**EXERCISE INSTRUCTIONS**
Records follow. Copy every line with "Peak".

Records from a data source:
----
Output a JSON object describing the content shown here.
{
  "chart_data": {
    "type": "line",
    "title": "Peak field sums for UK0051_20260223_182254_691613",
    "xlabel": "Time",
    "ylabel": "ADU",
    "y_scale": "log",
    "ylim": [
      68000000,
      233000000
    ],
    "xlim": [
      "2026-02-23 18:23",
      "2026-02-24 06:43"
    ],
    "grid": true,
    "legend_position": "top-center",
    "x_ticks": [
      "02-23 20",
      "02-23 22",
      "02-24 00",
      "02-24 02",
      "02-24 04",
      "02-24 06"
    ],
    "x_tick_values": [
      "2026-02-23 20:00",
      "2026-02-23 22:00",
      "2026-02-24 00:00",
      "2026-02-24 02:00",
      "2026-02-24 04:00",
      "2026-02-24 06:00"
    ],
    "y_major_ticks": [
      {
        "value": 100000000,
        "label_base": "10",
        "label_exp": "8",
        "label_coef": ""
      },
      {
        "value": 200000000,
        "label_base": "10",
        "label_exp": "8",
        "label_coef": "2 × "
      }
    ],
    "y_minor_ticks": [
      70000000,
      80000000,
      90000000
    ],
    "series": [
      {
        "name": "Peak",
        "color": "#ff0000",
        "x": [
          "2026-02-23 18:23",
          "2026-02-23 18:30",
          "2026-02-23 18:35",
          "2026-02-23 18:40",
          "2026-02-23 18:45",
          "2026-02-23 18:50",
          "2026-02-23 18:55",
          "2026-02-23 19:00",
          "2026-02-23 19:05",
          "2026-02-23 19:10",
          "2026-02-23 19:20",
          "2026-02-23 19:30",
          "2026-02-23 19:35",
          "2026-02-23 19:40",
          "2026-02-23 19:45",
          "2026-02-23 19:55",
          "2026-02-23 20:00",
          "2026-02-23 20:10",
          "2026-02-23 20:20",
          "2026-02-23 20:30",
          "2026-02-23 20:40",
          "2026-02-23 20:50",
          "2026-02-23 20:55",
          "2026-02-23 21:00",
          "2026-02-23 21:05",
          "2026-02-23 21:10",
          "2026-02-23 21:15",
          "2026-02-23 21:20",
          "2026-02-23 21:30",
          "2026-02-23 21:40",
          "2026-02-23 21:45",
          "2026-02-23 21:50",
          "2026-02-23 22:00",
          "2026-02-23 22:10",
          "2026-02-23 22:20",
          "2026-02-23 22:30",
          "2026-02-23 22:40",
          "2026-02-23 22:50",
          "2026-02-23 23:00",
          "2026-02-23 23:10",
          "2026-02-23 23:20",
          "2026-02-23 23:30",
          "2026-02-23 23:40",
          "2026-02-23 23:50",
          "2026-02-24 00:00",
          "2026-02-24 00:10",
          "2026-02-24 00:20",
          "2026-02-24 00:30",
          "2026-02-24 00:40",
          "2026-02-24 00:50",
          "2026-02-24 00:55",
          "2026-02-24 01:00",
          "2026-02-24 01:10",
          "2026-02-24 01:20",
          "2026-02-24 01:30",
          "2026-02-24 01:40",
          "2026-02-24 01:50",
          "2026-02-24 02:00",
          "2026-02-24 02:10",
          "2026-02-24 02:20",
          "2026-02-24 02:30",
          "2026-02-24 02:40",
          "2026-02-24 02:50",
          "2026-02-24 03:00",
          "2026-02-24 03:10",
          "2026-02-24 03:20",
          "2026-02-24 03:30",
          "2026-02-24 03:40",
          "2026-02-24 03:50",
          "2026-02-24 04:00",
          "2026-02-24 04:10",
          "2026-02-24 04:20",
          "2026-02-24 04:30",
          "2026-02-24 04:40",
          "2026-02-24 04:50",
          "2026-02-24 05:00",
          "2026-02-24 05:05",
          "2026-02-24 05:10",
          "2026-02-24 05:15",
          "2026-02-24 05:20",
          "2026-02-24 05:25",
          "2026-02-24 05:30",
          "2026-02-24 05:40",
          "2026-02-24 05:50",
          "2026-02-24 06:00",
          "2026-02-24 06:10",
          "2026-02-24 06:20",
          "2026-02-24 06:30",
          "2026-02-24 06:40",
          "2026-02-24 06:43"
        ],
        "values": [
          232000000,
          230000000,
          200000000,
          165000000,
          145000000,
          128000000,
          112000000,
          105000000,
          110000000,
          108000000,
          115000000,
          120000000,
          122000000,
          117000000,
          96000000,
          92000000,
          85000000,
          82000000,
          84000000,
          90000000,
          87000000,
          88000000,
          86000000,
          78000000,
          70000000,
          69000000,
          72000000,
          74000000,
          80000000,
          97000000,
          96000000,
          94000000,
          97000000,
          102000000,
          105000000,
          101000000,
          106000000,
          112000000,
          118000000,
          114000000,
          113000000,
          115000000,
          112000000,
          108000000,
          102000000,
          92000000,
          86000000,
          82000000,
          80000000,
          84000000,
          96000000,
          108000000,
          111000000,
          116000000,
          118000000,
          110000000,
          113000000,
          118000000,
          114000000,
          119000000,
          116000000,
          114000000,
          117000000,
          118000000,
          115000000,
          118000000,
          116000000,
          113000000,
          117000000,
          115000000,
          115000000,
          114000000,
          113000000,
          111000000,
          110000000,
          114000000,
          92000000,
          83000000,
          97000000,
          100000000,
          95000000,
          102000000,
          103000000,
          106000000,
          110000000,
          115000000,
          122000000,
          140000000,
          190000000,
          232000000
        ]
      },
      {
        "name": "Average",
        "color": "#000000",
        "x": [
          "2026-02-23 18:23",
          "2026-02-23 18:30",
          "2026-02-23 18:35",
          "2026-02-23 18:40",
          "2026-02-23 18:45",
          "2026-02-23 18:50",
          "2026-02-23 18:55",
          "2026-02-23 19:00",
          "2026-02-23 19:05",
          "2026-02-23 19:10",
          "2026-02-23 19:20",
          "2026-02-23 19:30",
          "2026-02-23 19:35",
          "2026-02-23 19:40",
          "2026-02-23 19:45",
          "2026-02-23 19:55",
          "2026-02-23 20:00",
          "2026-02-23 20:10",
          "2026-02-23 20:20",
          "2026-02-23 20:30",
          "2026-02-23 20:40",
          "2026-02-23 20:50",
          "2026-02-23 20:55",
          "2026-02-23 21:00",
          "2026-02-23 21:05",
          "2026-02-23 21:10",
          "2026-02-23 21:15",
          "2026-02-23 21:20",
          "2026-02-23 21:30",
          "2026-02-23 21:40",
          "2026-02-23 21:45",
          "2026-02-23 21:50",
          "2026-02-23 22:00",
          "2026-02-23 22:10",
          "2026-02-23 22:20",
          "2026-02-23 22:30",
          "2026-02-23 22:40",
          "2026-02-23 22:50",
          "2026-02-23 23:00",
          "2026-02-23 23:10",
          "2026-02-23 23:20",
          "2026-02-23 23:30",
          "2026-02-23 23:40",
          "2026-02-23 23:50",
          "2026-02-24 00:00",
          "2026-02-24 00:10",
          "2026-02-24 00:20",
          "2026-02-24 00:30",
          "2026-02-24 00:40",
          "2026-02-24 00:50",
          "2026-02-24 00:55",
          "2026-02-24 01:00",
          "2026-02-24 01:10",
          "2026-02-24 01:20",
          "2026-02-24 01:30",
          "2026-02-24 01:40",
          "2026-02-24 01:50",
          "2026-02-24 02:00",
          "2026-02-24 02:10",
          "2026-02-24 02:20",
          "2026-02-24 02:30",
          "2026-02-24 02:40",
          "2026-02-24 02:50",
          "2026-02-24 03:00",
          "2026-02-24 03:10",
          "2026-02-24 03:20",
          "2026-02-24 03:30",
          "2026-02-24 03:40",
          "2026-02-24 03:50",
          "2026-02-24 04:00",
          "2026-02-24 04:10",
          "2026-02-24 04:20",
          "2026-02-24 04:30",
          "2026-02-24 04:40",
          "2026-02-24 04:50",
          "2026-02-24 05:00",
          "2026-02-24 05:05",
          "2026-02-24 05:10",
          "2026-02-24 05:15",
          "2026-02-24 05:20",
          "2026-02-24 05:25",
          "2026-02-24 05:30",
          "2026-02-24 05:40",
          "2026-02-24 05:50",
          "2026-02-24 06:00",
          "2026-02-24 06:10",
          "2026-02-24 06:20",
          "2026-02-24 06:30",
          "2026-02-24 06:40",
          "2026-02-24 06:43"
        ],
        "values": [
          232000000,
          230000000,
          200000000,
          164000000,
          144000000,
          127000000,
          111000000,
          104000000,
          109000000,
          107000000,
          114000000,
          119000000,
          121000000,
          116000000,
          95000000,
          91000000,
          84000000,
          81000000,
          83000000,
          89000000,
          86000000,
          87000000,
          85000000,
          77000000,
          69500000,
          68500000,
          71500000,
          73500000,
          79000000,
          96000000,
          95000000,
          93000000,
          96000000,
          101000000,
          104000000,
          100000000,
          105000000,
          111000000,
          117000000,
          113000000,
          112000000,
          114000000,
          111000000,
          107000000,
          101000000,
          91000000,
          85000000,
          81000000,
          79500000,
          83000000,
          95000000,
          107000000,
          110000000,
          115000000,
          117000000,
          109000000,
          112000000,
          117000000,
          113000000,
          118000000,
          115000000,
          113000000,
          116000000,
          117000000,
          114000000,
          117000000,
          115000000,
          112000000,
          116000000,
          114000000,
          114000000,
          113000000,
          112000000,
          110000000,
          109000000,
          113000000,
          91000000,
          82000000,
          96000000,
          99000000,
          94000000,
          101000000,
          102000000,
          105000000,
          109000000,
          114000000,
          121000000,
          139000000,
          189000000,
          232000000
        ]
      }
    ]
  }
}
----
**TASK SOLUTION**
    "title": "Peak field sums for UK0051_20260223_182254_691613",
        "name": "Peak",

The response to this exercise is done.